[DATA FOR THE TASK start]

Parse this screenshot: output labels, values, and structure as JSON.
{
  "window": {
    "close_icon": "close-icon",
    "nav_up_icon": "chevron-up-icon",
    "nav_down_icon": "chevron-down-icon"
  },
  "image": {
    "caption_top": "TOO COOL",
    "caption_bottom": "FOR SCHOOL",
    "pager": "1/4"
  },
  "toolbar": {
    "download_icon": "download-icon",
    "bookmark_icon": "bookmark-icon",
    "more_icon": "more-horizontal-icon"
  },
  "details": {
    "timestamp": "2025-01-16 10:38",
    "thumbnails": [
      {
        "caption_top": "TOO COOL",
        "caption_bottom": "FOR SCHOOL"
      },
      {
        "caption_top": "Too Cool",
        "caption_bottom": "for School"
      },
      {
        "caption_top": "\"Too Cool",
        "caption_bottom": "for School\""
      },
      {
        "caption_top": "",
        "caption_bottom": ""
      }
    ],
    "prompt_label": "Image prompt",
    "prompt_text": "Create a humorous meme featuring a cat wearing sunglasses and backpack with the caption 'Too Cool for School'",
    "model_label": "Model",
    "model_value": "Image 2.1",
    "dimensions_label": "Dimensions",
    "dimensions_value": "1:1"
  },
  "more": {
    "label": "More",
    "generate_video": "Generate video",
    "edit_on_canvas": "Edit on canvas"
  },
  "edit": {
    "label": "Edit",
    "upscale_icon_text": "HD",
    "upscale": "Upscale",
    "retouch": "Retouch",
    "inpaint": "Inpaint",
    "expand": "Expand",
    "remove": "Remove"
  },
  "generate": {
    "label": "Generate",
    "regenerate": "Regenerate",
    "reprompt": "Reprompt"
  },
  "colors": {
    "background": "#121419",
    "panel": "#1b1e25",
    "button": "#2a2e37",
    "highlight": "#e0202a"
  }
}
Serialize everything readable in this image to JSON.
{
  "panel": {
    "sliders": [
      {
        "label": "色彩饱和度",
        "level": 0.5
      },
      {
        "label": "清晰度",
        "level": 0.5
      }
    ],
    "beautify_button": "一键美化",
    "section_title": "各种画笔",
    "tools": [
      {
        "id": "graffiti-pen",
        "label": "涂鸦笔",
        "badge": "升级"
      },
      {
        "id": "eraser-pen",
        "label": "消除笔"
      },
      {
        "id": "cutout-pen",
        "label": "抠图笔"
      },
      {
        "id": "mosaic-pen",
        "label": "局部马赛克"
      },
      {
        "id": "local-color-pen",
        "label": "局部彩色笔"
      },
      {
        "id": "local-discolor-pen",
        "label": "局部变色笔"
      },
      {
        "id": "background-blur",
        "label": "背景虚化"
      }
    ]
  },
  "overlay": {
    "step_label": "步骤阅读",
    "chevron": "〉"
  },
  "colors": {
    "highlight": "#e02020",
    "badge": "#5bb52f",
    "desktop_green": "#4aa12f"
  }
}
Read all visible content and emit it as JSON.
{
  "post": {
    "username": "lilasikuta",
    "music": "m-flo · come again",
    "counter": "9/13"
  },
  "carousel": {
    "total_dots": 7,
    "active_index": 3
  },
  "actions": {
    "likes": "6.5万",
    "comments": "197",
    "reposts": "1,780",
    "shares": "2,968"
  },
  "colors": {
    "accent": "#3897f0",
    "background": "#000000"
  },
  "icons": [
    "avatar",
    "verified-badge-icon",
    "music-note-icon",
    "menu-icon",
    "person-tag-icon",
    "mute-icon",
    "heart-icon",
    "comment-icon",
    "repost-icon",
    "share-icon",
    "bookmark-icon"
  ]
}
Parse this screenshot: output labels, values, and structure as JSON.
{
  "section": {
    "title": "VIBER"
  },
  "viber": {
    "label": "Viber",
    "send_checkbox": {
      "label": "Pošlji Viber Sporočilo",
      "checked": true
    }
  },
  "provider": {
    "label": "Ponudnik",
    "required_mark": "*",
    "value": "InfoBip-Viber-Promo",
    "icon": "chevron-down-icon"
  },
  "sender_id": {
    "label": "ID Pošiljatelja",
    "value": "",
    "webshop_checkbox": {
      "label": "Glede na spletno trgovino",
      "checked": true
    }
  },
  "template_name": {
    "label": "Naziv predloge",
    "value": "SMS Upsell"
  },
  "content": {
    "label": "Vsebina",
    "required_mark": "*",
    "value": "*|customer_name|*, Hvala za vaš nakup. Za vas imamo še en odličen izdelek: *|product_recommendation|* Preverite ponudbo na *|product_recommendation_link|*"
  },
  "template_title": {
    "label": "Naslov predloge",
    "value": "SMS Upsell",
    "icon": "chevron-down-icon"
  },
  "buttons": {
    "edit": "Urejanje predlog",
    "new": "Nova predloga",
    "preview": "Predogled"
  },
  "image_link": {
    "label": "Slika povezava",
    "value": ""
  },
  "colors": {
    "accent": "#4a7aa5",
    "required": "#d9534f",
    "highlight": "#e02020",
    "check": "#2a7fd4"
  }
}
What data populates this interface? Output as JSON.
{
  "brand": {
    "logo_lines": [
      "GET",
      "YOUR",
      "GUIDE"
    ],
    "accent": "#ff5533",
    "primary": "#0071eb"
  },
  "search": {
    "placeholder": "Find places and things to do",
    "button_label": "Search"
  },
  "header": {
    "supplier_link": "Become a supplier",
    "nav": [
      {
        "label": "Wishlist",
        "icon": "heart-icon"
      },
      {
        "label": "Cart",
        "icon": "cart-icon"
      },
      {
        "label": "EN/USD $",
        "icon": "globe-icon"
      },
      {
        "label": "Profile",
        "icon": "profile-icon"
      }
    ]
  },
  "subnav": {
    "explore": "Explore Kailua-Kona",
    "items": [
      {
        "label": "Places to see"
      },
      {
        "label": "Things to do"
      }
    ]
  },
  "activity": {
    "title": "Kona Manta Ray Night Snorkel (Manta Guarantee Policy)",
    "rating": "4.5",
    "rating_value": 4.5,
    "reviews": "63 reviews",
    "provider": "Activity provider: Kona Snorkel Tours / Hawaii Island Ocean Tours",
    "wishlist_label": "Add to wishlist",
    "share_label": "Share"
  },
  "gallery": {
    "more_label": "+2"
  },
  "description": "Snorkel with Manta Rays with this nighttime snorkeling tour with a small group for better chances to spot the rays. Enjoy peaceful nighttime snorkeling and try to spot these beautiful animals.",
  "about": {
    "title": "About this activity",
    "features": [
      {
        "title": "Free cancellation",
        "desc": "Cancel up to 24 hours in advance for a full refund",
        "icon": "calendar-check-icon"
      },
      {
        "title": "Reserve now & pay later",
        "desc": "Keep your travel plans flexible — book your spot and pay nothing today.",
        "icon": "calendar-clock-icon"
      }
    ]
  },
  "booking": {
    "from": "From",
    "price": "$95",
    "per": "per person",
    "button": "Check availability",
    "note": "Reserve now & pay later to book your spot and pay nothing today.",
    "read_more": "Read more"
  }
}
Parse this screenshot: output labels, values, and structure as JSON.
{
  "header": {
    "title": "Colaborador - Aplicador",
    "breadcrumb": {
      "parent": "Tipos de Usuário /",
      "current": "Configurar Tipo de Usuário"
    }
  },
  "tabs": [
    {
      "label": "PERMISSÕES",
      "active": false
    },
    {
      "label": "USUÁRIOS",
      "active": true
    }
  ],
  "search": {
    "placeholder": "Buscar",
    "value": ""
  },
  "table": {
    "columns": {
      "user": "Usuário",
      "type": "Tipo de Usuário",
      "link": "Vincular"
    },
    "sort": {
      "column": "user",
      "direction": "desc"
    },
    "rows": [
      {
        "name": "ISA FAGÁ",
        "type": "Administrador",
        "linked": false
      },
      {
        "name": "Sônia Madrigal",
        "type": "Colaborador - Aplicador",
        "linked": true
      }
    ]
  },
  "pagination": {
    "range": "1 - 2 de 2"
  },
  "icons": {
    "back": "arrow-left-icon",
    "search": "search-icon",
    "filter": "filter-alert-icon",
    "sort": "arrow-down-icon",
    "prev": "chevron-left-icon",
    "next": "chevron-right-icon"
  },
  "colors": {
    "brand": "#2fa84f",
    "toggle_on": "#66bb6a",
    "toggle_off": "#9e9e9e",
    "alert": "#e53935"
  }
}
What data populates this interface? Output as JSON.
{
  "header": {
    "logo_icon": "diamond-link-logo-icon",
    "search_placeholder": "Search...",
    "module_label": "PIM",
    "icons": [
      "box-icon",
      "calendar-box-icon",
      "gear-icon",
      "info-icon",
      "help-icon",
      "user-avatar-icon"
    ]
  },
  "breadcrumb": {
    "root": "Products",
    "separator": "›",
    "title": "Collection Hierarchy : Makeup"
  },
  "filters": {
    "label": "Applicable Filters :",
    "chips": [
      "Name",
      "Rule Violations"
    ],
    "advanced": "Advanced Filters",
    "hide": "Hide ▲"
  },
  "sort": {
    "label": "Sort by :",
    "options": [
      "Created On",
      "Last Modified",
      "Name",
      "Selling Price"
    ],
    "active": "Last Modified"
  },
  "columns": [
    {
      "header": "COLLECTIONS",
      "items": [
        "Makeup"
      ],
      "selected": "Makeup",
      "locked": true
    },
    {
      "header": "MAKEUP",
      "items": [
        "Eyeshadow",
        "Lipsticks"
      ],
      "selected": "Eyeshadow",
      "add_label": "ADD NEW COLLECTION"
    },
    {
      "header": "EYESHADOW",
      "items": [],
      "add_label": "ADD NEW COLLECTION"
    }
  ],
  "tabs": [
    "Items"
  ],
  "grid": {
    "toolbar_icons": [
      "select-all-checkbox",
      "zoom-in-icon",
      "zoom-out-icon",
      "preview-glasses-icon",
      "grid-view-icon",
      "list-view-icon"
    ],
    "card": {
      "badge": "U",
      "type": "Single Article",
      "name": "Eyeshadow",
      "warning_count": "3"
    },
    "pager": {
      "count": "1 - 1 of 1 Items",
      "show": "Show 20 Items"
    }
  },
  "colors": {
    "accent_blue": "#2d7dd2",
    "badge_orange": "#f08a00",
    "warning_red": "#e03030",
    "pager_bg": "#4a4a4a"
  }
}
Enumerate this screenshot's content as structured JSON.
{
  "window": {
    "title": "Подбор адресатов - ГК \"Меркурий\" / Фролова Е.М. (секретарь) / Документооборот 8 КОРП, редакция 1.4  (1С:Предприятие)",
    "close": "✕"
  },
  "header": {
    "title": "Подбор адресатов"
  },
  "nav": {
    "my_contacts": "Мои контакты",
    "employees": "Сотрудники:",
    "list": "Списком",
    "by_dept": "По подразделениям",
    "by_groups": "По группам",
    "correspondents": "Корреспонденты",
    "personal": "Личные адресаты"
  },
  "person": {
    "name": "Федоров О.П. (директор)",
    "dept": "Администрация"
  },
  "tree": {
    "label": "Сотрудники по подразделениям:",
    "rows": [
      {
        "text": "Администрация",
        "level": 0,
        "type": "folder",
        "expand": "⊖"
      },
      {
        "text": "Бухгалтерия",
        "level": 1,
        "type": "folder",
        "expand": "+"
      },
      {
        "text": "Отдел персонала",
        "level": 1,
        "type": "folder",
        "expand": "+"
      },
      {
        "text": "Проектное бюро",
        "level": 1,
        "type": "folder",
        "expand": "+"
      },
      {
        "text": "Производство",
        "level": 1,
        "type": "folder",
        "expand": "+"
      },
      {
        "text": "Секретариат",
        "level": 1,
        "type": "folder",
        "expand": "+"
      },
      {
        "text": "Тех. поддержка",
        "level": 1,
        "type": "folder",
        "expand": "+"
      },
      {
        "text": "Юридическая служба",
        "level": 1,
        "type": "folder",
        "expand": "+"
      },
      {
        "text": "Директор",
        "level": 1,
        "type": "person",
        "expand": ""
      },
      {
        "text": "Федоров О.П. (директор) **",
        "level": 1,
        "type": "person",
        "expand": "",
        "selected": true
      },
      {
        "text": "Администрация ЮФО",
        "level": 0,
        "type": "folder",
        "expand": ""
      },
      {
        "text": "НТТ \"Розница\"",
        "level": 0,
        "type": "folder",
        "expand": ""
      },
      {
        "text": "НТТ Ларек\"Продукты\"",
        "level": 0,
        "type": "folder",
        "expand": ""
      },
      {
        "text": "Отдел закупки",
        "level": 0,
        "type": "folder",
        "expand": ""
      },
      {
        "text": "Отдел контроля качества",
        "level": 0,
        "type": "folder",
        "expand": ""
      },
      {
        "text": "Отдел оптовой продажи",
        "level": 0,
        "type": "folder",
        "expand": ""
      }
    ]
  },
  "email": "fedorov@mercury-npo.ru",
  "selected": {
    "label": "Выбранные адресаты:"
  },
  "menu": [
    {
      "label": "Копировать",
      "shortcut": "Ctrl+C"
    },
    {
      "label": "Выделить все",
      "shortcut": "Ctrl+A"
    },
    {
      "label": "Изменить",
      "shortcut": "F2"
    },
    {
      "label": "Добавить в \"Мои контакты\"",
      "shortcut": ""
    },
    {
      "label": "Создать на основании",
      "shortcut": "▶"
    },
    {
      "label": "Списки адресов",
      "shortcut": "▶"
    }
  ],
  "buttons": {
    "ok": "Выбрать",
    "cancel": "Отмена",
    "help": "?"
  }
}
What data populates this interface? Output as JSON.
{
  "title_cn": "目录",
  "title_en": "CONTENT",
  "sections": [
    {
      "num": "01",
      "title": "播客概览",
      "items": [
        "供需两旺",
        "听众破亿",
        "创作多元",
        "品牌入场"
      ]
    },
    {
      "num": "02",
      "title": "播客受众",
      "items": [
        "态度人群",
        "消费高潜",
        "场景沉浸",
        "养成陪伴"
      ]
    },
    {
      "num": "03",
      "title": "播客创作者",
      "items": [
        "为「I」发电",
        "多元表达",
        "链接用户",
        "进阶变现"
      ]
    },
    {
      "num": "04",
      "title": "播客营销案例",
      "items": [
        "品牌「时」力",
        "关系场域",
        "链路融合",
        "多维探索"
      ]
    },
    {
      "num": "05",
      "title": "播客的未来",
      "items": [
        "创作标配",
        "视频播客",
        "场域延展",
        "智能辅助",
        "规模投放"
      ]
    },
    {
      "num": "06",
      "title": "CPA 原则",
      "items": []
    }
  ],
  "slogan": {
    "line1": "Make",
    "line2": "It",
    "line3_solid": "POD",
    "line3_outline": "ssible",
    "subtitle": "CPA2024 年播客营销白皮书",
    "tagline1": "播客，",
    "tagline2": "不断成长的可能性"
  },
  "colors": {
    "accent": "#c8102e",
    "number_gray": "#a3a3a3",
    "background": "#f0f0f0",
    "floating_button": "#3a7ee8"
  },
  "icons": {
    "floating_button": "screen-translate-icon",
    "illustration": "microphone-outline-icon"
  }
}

[DATA FOR THE TASK end]

▸ STATED PROBLEM
Lines that hold "контакты" are the ones to copy; find all of them.

▸ CORRECT RESPONSE
    "my_contacts": "Мои контакты",
      "label": "Добавить в \"Мои контакты\"",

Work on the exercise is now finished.